Problems to work on:
[1] Print the part of the mailing-list thread about the two-node KVM cluster from "The network between" up to and including "solve this issue?".
[2] Answer these questions using the mailing-list thread about the two-node KVM cluster:
(a) Which fencing device was configured?
(b) How much RAM does each of the two Fujitsu Primergy machines have?
(c) Which operating system was installed on the machines?
[3] Go on with the mailing-list thread about the two-node KVM cluster from where it stops.

Reading passage:

Re: [Pacemaker] Two node KVM cluster

2013-04-15 Thread Andrew Beekhof

On 10/04/2013, at 3:20 PM, Oriol Mula-Valls  wrote:

> On 10/04/13 02:10, Andrew Beekhof wrote:
>> 
>> On 09/04/2013, at 7:31 PM, Oriol Mula-Valls  wrote:
>> 
>>> Thanks Andrew I've managed to set up the system and currently I have it 
>>> working but still on testing.
>>> 
>>> I have configure external/ipmi as fencing device and then I force a reboot 
>>> doing a echo b>  /proc/sysrq-trigger. The fencing is working properly as 
>>> the node is shut off and the VM migrated. However, as soon as I turn on the 
>>> fenced now and the OS has started the surviving is shut down. Is it normal 
>>> or am I doing something wrong?
>> 
>> Can you clarify "turn on the fenced"?
>> 
> 
> To restart the fenced node I do either a power on with ipmitool or I power it 
> on using the iRMC web interface.

Oh, "fenced now" was meant to be "fenced node".  That makes more sense now :)

To answer your question, I would not expect the surviving node to be fenced 
when the previous node returns.
The network between the two is still functional?

> 
>>> 
>>> On the other hand I've seen that in case I completely lose power fencing 
>>> obviously fails. Would SBD stonith solve this issue?
>>> 
>>> Kind regards,
>>> Oriol
>>> 
>>> On 08/04/13 04:11, Andrew Beekhof wrote:
 
 On 03/04/2013, at 9:15 PM, Oriol Mula-Valls   
 wrote:
 
> Hi,
> 
> I've started with Linux HA about one year ago. Currently I'm facing a new 
> project in which I have to set up two nodes with high available virtual 
> machines. I have used as a starting point the Digimer's tutorial 
> (https://alteeve.ca/w/2-Node_Red_Hat_KVM_Cluster_Tutorial).
> 
> To deploy this new infrastructure I have two Fujitsu Primergy Rx100S7. 
> Both machines have 8GB of RAM and 2x500GB HD. I started creating a 
> software RAID1 with the internal drives and installing Debian 7.0 
> (Wheezy). Apart from the O.S. partition I have created 3 more partitions, 
> one for the shared storage between both machines with OCFS2 and the two 
> other will be used as PVs to create LVs to support the VMs (one for the 
> VMs that will be primary on node1 an the other for primary machines on 
> node2). These 3 partitions are replicated using DRBD.
> 
> The shared storage folder contains:
> * ISO images needed when provisioning VMs
> * scripts used to call virt-install which handles the creation of our VMs.
> * XML definition files which define the emulated hardware backing the VMs
> * old copies of the XML definition files.
> 
> I have more or less done the configuration for the OCFS2 fs and I was 
> about to start the configuration of cLVM for one of the VGs but I have 
> some doubts. I have one dlm for the OCFS2 filesystem, should I create 
> another for cLVM RA?
 
 No, there should only ever be one dlm resource (cloned like you have it)

A block of data
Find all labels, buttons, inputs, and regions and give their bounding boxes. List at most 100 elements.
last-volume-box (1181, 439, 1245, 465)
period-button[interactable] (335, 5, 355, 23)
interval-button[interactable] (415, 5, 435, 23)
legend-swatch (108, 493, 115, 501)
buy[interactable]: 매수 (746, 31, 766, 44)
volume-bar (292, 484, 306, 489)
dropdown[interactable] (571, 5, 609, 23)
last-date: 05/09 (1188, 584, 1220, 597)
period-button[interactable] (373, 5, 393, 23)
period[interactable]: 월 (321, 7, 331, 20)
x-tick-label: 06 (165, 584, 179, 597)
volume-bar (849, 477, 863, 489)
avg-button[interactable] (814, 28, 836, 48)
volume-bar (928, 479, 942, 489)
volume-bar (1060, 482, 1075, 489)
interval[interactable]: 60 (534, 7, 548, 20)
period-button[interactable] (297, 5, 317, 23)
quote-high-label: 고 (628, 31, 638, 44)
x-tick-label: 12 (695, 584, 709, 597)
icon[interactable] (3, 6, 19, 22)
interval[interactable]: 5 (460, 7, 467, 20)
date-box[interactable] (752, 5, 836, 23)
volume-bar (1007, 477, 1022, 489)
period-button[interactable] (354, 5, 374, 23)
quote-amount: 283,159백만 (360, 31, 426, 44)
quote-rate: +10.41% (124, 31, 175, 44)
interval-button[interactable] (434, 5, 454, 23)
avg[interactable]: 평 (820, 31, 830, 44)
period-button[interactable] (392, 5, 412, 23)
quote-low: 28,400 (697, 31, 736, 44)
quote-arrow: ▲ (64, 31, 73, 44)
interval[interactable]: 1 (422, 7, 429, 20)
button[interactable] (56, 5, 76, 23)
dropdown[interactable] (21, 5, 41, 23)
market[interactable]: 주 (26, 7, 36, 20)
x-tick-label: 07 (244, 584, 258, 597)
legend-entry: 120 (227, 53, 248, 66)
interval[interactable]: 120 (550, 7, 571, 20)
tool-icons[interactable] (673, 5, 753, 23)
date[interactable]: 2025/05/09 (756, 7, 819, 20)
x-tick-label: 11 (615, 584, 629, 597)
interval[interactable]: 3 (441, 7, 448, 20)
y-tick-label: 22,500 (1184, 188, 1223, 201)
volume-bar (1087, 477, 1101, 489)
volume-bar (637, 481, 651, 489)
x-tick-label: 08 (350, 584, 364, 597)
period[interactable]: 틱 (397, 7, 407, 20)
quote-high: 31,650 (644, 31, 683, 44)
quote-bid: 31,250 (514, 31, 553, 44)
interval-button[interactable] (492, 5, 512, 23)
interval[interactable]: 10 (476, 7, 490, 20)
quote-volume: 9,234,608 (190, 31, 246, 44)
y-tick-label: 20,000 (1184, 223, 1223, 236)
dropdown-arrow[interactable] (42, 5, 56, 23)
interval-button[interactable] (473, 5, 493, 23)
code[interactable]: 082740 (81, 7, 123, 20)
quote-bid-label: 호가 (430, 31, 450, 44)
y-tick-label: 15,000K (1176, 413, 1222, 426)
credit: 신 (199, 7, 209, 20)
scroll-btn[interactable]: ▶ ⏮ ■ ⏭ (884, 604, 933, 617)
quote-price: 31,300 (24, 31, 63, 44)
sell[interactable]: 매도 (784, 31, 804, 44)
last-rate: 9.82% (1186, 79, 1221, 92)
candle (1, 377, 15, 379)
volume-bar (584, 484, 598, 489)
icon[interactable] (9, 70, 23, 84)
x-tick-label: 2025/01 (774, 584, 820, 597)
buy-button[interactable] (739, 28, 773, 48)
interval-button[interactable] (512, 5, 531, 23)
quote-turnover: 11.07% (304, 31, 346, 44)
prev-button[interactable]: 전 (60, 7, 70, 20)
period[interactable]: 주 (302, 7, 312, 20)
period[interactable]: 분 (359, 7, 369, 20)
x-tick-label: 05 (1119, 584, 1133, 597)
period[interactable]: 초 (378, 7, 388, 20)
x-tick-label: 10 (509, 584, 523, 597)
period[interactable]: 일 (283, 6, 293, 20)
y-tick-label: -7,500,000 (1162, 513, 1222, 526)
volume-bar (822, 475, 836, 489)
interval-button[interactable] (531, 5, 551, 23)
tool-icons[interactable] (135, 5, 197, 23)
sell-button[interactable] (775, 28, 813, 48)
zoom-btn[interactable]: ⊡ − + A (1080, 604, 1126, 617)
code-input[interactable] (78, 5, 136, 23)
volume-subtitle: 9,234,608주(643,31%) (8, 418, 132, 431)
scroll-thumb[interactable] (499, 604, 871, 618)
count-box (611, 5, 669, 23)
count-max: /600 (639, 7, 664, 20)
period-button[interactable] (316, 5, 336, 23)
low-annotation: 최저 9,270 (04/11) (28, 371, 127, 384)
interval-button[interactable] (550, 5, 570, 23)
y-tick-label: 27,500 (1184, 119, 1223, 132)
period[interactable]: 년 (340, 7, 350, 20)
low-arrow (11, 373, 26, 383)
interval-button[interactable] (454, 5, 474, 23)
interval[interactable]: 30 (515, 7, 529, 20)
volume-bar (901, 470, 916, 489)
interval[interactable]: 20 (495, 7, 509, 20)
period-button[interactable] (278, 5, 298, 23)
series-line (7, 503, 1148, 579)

Response list:
[1]
The network between the two is still functional?

> 
>>> 
>>> On the other hand I've seen that in case I completely lose power fencing 
>>> obviously fails. Would SBD stonith solve this issue?

[2]
(a) external/ipmi
(b) 8GB
(c) Debian 7.0 (Wheezy)

[3]
 
> 
> This is the current configuration:
> node node1
> node node2
> primitive p_dlm_controld ocf:pacemaker:controld \
>   op start interval="0" timeout="90" \
>   op stop interval="0" timeout="100" \
>   op monitor interval="10"
> primitive p_drbd_shared ocf:linbit:drbd \
>   params drbd_resource="shared" \
>   op monitor interval="10" role="Master" timeout="20" \
>   op monitor interval="20" role="Slave" timeout="20" \
>   op start interval="0" timeout="240s" \
>   op stop interval="0" timeout="120s"
> primitive p_drbd_vm_1 ocf:linbit:drbd \
>   params drbd_resource="vm_1" \
>   op monitor interval="10" role="Master" timeout="20" \
>   op monitor interval="20" role="Slave" timeout="20" \
>   op start interval="0" timeout="240s" \
>   op stop interval="0" timeout="120s"
> primitive p_fs_shared ocf:heartbeat:Filesystem \
>   params device="/dev/drbd/by-res/shared" directory="/shared" 
> fstype="ocfs2" \
>   meta target-role="Started" \
>   op monitor interval="10"
> primitive p_ipmi_node1 stonith:external/ipmi \
>   params hostname="node1" userid="admin" passwd="xxx" ipaddr="10.0.0.2" 
> interface="lanplus"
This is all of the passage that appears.